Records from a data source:

..............................

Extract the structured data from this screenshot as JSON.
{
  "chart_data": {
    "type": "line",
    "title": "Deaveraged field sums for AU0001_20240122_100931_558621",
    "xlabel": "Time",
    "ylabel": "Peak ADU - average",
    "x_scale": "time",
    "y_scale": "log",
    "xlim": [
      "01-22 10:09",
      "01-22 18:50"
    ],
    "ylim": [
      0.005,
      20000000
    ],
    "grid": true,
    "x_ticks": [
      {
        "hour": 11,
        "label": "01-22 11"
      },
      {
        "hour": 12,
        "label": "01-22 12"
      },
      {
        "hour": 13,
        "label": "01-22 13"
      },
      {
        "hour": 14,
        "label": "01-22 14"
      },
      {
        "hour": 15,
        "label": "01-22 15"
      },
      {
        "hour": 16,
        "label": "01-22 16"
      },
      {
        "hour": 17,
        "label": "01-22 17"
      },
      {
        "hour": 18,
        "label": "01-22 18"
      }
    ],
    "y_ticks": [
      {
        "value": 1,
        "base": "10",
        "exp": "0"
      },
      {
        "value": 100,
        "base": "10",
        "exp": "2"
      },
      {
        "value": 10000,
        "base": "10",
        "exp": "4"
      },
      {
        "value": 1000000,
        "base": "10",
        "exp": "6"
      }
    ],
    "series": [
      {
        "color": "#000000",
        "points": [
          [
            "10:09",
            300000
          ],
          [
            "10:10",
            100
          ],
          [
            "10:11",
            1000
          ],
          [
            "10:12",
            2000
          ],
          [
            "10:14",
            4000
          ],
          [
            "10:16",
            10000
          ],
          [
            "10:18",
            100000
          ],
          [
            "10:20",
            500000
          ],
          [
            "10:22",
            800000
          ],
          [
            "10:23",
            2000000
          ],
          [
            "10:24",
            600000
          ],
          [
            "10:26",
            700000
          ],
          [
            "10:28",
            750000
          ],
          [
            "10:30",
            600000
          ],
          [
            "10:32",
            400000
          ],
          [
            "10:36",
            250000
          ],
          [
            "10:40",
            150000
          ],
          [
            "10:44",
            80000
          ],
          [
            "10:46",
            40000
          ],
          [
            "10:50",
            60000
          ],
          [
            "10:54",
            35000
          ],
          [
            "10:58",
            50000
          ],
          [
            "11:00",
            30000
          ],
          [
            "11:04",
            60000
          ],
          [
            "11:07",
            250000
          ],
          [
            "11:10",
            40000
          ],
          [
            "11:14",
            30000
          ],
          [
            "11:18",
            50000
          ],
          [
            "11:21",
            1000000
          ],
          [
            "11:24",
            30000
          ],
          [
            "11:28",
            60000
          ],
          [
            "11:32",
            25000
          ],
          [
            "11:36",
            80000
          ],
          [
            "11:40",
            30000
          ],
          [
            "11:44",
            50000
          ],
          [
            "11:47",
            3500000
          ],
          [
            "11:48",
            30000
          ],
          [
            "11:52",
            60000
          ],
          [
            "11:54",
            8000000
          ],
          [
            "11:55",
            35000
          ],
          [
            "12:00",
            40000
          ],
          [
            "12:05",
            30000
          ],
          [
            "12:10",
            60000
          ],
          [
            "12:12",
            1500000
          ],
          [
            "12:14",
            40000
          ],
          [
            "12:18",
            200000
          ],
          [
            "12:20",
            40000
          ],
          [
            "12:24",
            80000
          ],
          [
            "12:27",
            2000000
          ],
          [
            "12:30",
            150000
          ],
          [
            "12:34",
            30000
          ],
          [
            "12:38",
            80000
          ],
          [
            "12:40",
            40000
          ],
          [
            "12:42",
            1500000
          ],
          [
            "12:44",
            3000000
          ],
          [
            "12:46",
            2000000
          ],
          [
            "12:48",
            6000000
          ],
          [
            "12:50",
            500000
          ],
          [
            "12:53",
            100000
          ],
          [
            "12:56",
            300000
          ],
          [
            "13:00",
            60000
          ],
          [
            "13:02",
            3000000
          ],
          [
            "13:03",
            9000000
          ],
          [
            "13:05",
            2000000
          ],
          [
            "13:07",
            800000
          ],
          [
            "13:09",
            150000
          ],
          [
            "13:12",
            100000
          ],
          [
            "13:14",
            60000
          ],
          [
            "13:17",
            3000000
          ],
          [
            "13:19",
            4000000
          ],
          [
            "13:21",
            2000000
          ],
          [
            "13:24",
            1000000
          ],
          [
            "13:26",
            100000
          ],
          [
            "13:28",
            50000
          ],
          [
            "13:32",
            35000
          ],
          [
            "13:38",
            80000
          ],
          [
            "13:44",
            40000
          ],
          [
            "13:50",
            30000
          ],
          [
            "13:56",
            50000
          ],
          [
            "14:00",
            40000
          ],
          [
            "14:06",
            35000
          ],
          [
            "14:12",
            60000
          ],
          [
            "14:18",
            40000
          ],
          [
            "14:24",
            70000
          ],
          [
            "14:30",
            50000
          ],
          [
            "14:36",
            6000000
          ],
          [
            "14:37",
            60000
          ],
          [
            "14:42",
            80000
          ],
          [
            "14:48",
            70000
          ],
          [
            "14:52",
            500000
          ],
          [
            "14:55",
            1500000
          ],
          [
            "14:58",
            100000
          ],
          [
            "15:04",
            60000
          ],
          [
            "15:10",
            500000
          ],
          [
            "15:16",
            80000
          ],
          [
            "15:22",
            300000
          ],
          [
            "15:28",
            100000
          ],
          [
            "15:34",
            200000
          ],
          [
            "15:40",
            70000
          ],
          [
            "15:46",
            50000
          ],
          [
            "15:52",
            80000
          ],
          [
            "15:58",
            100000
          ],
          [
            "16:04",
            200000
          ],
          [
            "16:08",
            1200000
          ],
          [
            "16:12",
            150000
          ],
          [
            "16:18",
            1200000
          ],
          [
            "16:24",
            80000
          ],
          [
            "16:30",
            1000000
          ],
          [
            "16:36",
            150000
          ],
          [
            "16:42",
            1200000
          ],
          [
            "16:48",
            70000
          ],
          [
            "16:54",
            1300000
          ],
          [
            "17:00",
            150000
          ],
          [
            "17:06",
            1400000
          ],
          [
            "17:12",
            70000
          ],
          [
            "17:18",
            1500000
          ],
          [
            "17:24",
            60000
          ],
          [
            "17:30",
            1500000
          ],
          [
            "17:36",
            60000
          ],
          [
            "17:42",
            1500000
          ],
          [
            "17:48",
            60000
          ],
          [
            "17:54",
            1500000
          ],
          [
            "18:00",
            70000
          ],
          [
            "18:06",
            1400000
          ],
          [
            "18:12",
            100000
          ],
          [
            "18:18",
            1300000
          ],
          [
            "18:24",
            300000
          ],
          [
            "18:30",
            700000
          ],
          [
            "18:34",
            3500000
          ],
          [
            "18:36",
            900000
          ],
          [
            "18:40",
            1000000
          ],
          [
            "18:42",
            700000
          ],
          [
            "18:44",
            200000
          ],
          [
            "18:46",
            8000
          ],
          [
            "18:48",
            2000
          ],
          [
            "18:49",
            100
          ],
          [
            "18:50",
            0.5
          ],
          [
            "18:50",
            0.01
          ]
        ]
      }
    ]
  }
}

..............................

» **TASK**
Take the material above and return all of it exactly.

» **REPLY**
Extract the structured data from this screenshot as JSON.
{
  "chart_data": {
    "type": "line",
    "title": "Deaveraged field sums for AU0001_20240122_100931_558621",
    "xlabel": "Time",
    "ylabel": "Peak ADU - average",
    "x_scale": "time",
    "y_scale": "log",
    "xlim": [
      "01-22 10:09",
      "01-22 18:50"
    ],
    "ylim": [
      0.005,
      20000000
    ],
    "grid": true,
    "x_ticks": [
      {
        "hour": 11,
        "label": "01-22 11"
      },
      {
        "hour": 12,
        "label": "01-22 12"
      },
      {
        "hour": 13,
        "label": "01-22 13"
      },
      {
        "hour": 14,
        "label": "01-22 14"
      },
      {
        "hour": 15,
        "label": "01-22 15"
      },
      {
        "hour": 16,
        "label": "01-22 16"
      },
      {
        "hour": 17,
        "label": "01-22 17"
      },
      {
        "hour": 18,
        "label": "01-22 18"
      }
    ],
    "y_ticks": [
      {
        "value": 1,
        "base": "10",
        "exp": "0"
      },
      {
        "value": 100,
        "base": "10",
        "exp": "2"
      },
      {
        "value": 10000,
        "base": "10",
        "exp": "4"
      },
      {
        "value": 1000000,
        "base": "10",
        "exp": "6"
      }
    ],
    "series": [
      {
        "color": "#000000",
        "points": [
          [
            "10:09",
            300000
          ],
          [
            "10:10",
            100
          ],
          [
            "10:11",
            1000
          ],
          [
            "10:12",
            2000
          ],
          [
            "10:14",
            4000
          ],
          [
            "10:16",
            10000
          ],
          [
            "10:18",
            100000
          ],
          [
            "10:20",
            500000
          ],
          [
            "10:22",
            800000
          ],
          [
            "10:23",
            2000000
          ],
          [
            "10:24",
            600000
          ],
          [
            "10:26",
            700000
          ],
          [
            "10:28",
            750000
          ],
          [
            "10:30",
            600000
          ],
          [
            "10:32",
            400000
          ],
          [
            "10:36",
            250000
          ],
          [
            "10:40",
            150000
          ],
          [
            "10:44",
            80000
          ],
          [
            "10:46",
            40000
          ],
          [
            "10:50",
            60000
          ],
          [
            "10:54",
            35000
          ],
          [
            "10:58",
            50000
          ],
          [
            "11:00",
            30000
          ],
          [
            "11:04",
            60000
          ],
          [
            "11:07",
            250000
          ],
          [
            "11:10",
            40000
          ],
          [
            "11:14",
            30000
          ],
          [
            "11:18",
            50000
          ],
          [
            "11:21",
            1000000
          ],
          [
            "11:24",
            30000
          ],
          [
            "11:28",
            60000
          ],
          [
            "11:32",
            25000
          ],
          [
            "11:36",
            80000
          ],
          [
            "11:40",
            30000
          ],
          [
            "11:44",
            50000
          ],
          [
            "11:47",
            3500000
          ],
          [
            "11:48",
            30000
          ],
          [
            "11:52",
            60000
          ],
          [
            "11:54",
            8000000
          ],
          [
            "11:55",
            35000
          ],
          [
            "12:00",
            40000
          ],
          [
            "12:05",
            30000
          ],
          [
            "12:10",
            60000
          ],
          [
            "12:12",
            1500000
          ],
          [
            "12:14",
            40000
          ],
          [
            "12:18",
            200000
          ],
          [
            "12:20",
            40000
          ],
          [
            "12:24",
            80000
          ],
          [
            "12:27",
            2000000
          ],
          [
            "12:30",
            150000
          ],
          [
            "12:34",
            30000
          ],
          [
            "12:38",
            80000
          ],
          [
            "12:40",
            40000
          ],
          [
            "12:42",
            1500000
          ],
          [
            "12:44",
            3000000
          ],
          [
            "12:46",
            2000000
          ],
          [
            "12:48",
            6000000
          ],
          [
            "12:50",
            500000
          ],
          [
            "12:53",
            100000
          ],
          [
            "12:56",
            300000
          ],
          [
            "13:00",
            60000
          ],
          [
            "13:02",
            3000000
          ],
          [
            "13:03",
            9000000
          ],
          [
            "13:05",
            2000000
          ],
          [
            "13:07",
            800000
          ],
          [
            "13:09",
            150000
          ],
          [
            "13:12",
            100000
          ],
          [
            "13:14",
            60000
          ],
          [
            "13:17",
            3000000
          ],
          [
            "13:19",
            4000000
          ],
          [
            "13:21",
            2000000
          ],
          [
            "13:24",
            1000000
          ],
          [
            "13:26",
            100000
          ],
          [
            "13:28",
            50000
          ],
          [
            "13:32",
            35000
          ],
          [
            "13:38",
            80000
          ],
          [
            "13:44",
            40000
          ],
          [
            "13:50",
            30000
          ],
          [
            "13:56",
            50000
          ],
          [
            "14:00",
            40000
          ],
          [
            "14:06",
            35000
          ],
          [
            "14:12",
            60000
          ],
          [
            "14:18",
            40000
          ],
          [
            "14:24",
            70000
          ],
          [
            "14:30",
            50000
          ],
          [
            "14:36",
            6000000
          ],
          [
            "14:37",
            60000
          ],
          [
            "14:42",
            80000
          ],
          [
            "14:48",
            70000
          ],
          [
            "14:52",
            500000
          ],
          [
            "14:55",
            1500000
          ],
          [
            "14:58",
            100000
          ],
          [
            "15:04",
            60000
          ],
          [
            "15:10",
            500000
          ],
          [
            "15:16",
            80000
          ],
          [
            "15:22",
            300000
          ],
          [
            "15:28",
            100000
          ],
          [
            "15:34",
            200000
          ],
          [
            "15:40",
            70000
          ],
          [
            "15:46",
            50000
          ],
          [
            "15:52",
            80000
          ],
          [
            "15:58",
            100000
          ],
          [
            "16:04",
            200000
          ],
          [
            "16:08",
            1200000
          ],
          [
            "16:12",
            150000
          ],
          [
            "16:18",
            1200000
          ],
          [
            "16:24",
            80000
          ],
          [
            "16:30",
            1000000
          ],
          [
            "16:36",
            150000
          ],
          [
            "16:42",
            1200000
          ],
          [
            "16:48",
            70000
          ],
          [
            "16:54",
            1300000
          ],
          [
            "17:00",
            150000
          ],
          [
            "17:06",
            1400000
          ],
          [
            "17:12",
            70000
          ],
          [
            "17:18",
            1500000
          ],
          [
            "17:24",
            60000
          ],
          [
            "17:30",
            1500000
          ],
          [
            "17:36",
            60000
          ],
          [
            "17:42",
            1500000
          ],
          [
            "17:48",
            60000
          ],
          [
            "17:54",
            1500000
          ],
          [
            "18:00",
            70000
          ],
          [
            "18:06",
            1400000
          ],
          [
            "18:12",
            100000
          ],
          [
            "18:18",
            1300000
          ],
          [
            "18:24",
            300000
          ],
          [
            "18:30",
            700000
          ],
          [
            "18:34",
            3500000
          ],
          [
            "18:36",
            900000
          ],
          [
            "18:40",
            1000000
          ],
          [
            "18:42",
            700000
          ],
          [
            "18:44",
            200000
          ],
          [
            "18:46",
            8000
          ],
          [
            "18:48",
            2000
          ],
          [
            "18:49",
            100
          ],
          [
            "18:50",
            0.5
          ],
          [
            "18:50",
            0.01
          ]
        ]
      }
    ]
  }
}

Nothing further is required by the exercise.